━━━━━ Dataset rows
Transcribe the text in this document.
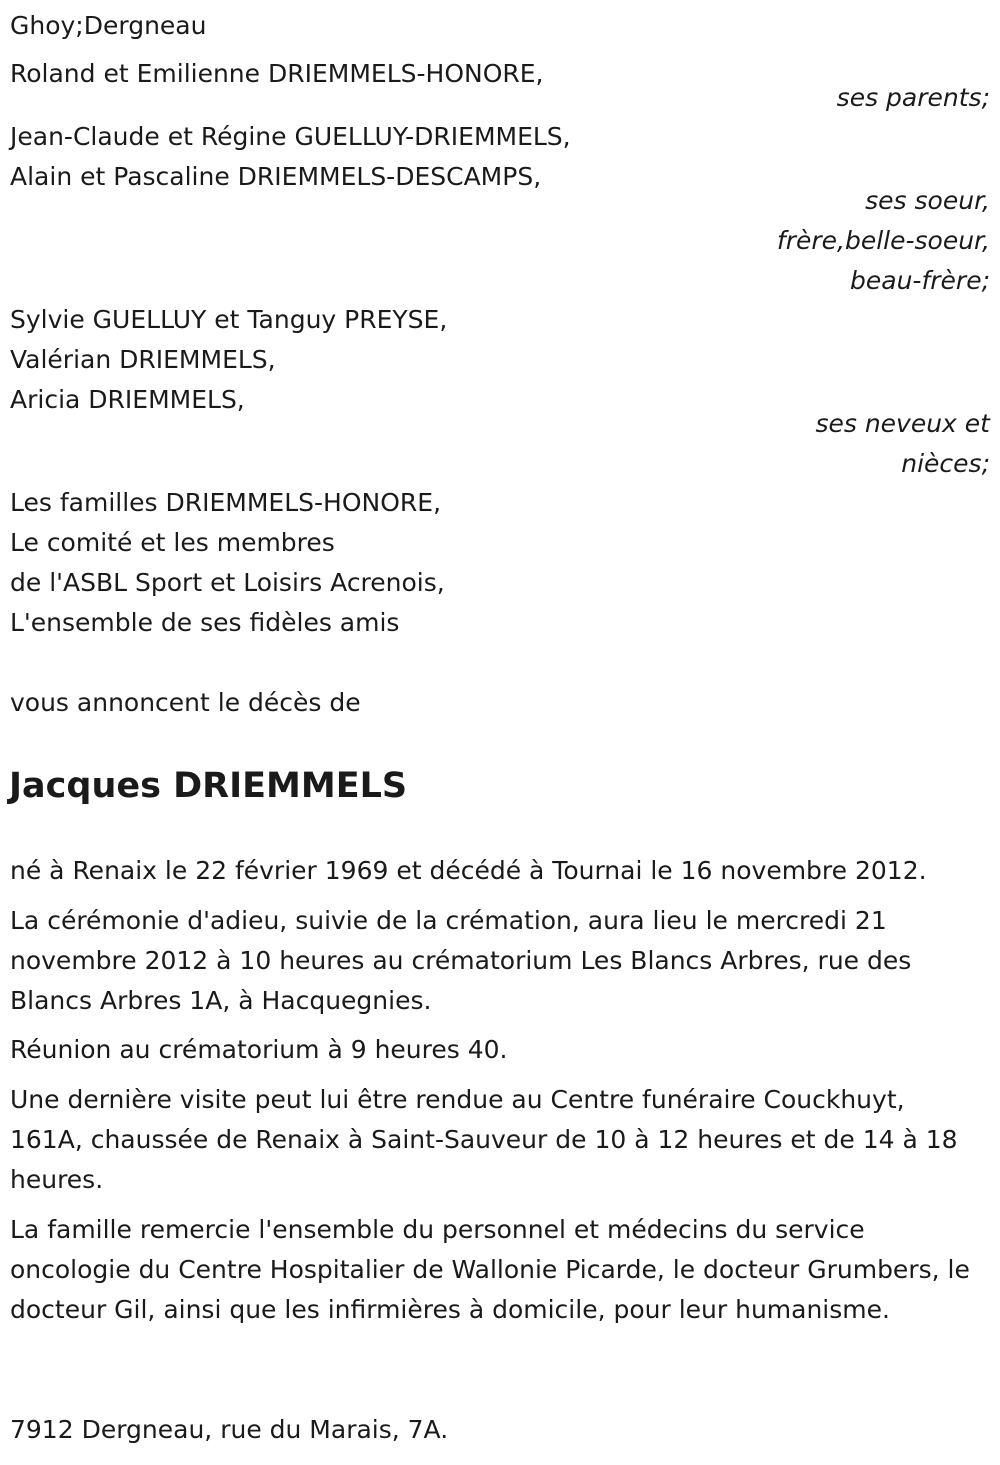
Ghoy;Dergneau
Roland et Emilienne DRIEMMELS-HONORE,
ses parents;
Jean-Claude et Régine GUELLUY-DRIEMMELS,
Alain et Pascaline DRIEMMELS-DESCAMPS,
ses soeur,
frère,belle-soeur,
beau-frère;
Sylvie GUELLUY et Tanguy PREYSE,
Valérian DRIEMMELS,
Aricia DRIEMMELS,
ses neveux et
nièces;
Les familles DRIEMMELS-HONORE,
Le comité et les membres
de l'ASBL Sport et Loisirs Acrenois,
L'ensemble de ses fidèles amis
vous annoncent le décès de
Jacques DRIEMMELS
né à Renaix le 22 février 1969 et décédé à Tournai le 16 novembre 2012.
La cérémonie d'adieu, suivie de la crémation, aura lieu le mercredi 21 novembre 2012 à 10 heures au crématorium Les Blancs Arbres, rue des Blancs Arbres 1A, à Hacquegnies.
Réunion au crématorium à 9 heures 40.
Une dernière visite peut lui être rendue au Centre funéraire Couckhuyt, 161A, chaussée de Renaix à Saint-Sauveur de 10 à 12 heures et de 14 à 18 heures.
La famille remercie l'ensemble du personnel et médecins du service oncologie du Centre Hospitalier de Wallonie Picarde, le docteur Grumbers, le docteur Gil, ainsi que les infirmières à domicile, pour leur humanisme.
7912 Dergneau, rue du Marais, 7A.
━━━━━━━━━━
Task instructions:
Copy out all the data exactly; skip the pictures.

Response:
Transcribe the text in this document.
Ghoy;Dergneau
Roland et Emilienne DRIEMMELS-HONORE,
ses parents;
Jean-Claude et Régine GUELLUY-DRIEMMELS,
Alain et Pascaline DRIEMMELS-DESCAMPS,
ses soeur,
frère,belle-soeur,
beau-frère;
Sylvie GUELLUY et Tanguy PREYSE,
Valérian DRIEMMELS,
Aricia DRIEMMELS,
ses neveux et
nièces;
Les familles DRIEMMELS-HONORE,
Le comité et les membres
de l'ASBL Sport et Loisirs Acrenois,
L'ensemble de ses fidèles amis
vous annoncent le décès de
Jacques DRIEMMELS
né à Renaix le 22 février 1969 et décédé à Tournai le 16 novembre 2012.
La cérémonie d'adieu, suivie de la crémation, aura lieu le mercredi 21 novembre 2012 à 10 heures au crématorium Les Blancs Arbres, rue des Blancs Arbres 1A, à Hacquegnies.
Réunion au crématorium à 9 heures 40.
Une dernière visite peut lui être rendue au Centre funéraire Couckhuyt, 161A, chaussée de Renaix à Saint-Sauveur de 10 à 12 heures et de 14 à 18 heures.
La famille remercie l'ensemble du personnel et médecins du service oncologie du Centre Hospitalier de Wallonie Picarde, le docteur Grumbers, le docteur Gil, ainsi que les infirmières à domicile, pour leur humanisme.
7912 Dergneau, rue du Marais, 7A.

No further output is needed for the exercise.